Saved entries
^^^^^^^^
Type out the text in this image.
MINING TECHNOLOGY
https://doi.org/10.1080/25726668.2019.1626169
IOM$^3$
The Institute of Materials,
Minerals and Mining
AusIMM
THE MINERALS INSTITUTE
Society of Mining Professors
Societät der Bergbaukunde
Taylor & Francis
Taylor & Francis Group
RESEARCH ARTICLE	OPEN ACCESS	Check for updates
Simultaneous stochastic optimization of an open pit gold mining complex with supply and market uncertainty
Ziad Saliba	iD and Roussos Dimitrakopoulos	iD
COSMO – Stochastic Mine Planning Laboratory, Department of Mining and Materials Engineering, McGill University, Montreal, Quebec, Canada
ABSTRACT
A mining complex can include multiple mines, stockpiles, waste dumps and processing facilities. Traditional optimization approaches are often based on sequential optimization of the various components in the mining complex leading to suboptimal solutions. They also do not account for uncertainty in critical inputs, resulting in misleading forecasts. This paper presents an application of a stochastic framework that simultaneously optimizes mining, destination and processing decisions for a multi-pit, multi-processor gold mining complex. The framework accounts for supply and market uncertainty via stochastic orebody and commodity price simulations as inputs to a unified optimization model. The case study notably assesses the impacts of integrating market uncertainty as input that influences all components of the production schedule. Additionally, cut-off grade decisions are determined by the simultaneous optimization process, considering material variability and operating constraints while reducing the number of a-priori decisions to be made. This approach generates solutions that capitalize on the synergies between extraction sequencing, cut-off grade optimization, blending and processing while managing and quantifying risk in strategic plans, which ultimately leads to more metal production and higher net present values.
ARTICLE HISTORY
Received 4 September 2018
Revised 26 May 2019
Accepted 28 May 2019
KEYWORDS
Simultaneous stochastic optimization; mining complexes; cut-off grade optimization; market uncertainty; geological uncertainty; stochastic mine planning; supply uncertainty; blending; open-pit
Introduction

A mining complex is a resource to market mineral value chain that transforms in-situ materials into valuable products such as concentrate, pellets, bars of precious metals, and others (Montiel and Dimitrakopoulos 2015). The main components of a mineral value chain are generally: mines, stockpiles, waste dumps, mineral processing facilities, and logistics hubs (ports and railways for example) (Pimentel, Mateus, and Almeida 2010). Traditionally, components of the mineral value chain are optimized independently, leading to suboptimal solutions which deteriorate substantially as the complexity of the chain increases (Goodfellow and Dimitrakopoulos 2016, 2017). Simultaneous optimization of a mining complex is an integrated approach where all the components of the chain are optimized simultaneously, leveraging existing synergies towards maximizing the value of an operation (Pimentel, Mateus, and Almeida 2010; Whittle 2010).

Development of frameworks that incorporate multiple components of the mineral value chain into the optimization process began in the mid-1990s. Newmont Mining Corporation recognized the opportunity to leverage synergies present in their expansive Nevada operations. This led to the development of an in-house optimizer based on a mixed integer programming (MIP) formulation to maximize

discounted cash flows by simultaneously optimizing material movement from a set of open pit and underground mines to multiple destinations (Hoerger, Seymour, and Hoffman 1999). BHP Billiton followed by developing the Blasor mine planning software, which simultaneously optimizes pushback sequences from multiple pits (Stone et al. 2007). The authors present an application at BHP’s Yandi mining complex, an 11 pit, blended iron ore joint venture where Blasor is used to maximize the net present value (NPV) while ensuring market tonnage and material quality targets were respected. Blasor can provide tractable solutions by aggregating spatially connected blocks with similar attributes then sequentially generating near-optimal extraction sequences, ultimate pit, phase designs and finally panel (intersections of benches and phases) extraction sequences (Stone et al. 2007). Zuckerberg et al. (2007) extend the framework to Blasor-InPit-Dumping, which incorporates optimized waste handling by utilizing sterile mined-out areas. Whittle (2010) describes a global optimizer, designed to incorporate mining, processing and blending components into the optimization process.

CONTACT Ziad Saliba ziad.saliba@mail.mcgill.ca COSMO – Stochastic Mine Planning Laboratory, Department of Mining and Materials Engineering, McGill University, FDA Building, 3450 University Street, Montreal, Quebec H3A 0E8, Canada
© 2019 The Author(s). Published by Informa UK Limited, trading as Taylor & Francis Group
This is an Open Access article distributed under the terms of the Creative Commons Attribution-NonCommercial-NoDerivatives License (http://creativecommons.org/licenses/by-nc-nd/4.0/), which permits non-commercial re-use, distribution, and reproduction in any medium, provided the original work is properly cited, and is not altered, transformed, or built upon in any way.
^^^^^^^^
Read the entries and select each line where the word "Laboratory" is found.

◆ **ANSWER TO THE TASK**
COSMO – Stochastic Mine Planning Laboratory, Department of Mining and Materials Engineering, McGill University, Montreal, Quebec, Canada
CONTACT Ziad Saliba ziad.saliba@mail.mcgill.ca COSMO – Stochastic Mine Planning Laboratory, Department of Mining and Materials Engineering, McGill University, FDA Building, 3450 University Street, Montreal, Quebec H3A 0E8, Canada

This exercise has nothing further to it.